• Data items:
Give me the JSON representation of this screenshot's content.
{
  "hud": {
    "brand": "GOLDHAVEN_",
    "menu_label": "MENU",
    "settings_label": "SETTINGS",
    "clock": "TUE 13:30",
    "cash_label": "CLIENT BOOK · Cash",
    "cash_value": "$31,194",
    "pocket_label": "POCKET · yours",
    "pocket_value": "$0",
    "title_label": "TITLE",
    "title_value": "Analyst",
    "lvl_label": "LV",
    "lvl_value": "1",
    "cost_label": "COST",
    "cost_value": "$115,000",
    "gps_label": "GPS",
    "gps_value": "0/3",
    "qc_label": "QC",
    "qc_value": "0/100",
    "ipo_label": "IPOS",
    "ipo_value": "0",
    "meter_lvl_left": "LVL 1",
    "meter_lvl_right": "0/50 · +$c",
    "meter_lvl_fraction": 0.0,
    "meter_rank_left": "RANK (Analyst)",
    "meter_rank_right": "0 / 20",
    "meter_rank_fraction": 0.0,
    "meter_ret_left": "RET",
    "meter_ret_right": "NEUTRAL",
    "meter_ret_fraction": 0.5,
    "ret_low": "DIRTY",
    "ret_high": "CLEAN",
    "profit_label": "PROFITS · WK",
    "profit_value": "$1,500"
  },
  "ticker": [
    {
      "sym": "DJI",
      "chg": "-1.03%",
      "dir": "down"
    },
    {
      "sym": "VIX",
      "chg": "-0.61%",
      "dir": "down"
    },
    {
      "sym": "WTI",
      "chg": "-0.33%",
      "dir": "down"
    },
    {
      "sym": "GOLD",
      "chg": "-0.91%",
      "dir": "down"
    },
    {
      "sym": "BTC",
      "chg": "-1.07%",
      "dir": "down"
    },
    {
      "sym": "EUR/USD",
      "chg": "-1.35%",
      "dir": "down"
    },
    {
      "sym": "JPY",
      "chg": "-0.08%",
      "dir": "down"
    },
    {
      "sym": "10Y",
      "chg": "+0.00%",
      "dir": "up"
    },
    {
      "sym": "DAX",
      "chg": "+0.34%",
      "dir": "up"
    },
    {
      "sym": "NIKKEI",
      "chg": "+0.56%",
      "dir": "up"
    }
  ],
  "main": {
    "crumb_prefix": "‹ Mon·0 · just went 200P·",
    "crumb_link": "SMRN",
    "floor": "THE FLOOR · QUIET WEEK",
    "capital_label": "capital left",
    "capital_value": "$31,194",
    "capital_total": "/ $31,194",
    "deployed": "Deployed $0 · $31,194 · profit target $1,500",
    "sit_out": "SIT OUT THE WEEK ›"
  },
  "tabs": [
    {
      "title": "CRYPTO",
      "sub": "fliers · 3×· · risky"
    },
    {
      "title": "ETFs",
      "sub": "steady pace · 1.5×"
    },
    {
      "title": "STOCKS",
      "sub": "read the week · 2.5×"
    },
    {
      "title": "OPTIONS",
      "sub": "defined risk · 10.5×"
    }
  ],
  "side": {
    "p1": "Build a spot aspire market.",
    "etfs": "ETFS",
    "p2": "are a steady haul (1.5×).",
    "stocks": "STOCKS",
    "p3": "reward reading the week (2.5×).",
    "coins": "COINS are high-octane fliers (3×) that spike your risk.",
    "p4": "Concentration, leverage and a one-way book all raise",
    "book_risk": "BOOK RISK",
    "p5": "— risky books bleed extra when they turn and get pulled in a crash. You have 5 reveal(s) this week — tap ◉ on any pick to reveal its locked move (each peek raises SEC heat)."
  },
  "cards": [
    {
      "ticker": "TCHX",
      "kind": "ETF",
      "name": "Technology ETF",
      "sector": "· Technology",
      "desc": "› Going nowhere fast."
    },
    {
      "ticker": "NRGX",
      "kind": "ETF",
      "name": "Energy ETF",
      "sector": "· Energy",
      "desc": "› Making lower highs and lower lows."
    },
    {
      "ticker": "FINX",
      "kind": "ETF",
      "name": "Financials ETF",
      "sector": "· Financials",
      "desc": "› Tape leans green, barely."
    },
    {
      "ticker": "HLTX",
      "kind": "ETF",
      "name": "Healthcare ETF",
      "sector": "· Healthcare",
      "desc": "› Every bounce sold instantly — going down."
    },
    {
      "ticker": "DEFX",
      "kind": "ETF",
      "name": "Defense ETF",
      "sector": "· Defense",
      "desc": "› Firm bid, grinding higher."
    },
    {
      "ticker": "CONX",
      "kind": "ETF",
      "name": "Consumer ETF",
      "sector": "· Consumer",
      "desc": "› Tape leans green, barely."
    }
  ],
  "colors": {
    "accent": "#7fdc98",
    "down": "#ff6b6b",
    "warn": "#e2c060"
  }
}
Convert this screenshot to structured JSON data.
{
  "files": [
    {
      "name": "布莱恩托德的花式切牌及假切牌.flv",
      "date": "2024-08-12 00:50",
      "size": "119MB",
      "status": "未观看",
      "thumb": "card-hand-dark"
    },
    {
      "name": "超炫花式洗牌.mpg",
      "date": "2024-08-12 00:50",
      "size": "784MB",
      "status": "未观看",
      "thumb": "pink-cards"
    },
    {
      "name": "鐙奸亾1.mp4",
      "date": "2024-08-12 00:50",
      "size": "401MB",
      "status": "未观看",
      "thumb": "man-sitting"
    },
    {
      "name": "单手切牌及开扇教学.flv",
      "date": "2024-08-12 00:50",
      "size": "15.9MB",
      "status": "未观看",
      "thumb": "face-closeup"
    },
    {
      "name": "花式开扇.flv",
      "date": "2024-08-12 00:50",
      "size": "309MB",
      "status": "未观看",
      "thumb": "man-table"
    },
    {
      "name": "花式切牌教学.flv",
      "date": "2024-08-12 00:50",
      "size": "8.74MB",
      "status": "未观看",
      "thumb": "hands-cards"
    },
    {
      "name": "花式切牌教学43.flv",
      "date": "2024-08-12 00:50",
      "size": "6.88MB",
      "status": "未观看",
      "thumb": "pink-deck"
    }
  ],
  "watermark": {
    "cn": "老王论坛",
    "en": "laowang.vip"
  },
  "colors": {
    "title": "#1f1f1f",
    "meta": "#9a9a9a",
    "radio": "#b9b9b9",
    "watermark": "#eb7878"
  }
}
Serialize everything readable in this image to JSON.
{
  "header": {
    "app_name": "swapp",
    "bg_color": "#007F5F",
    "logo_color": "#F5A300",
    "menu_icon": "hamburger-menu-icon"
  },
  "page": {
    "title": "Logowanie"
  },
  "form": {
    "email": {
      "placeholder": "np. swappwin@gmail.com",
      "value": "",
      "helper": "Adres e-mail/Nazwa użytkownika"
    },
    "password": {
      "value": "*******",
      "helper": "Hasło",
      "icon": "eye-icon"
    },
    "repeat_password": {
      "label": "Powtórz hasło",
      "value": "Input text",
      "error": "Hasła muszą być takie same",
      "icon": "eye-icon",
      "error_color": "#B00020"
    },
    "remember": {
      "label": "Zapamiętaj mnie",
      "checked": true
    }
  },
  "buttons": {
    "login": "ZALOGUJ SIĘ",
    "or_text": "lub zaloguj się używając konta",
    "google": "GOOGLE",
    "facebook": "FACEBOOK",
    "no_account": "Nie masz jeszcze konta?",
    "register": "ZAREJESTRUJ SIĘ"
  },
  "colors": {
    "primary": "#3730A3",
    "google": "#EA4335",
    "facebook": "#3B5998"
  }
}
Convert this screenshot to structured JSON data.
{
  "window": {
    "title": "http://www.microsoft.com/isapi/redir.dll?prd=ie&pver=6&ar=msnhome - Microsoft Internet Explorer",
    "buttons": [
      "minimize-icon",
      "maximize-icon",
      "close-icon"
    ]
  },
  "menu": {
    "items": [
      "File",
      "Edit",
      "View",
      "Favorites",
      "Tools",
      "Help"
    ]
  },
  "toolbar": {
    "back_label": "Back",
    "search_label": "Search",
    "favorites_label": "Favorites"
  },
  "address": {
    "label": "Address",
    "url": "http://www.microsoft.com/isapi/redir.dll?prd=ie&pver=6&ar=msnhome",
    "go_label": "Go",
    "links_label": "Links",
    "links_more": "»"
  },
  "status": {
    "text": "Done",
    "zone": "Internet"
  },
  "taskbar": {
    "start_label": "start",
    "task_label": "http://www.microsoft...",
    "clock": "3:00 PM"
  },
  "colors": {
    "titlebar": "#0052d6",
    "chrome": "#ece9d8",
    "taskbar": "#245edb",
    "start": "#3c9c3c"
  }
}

• Given request: Each line in the listing above either holds the string "JSON" or does not; state how many do, giving the number only.

• Result below: 4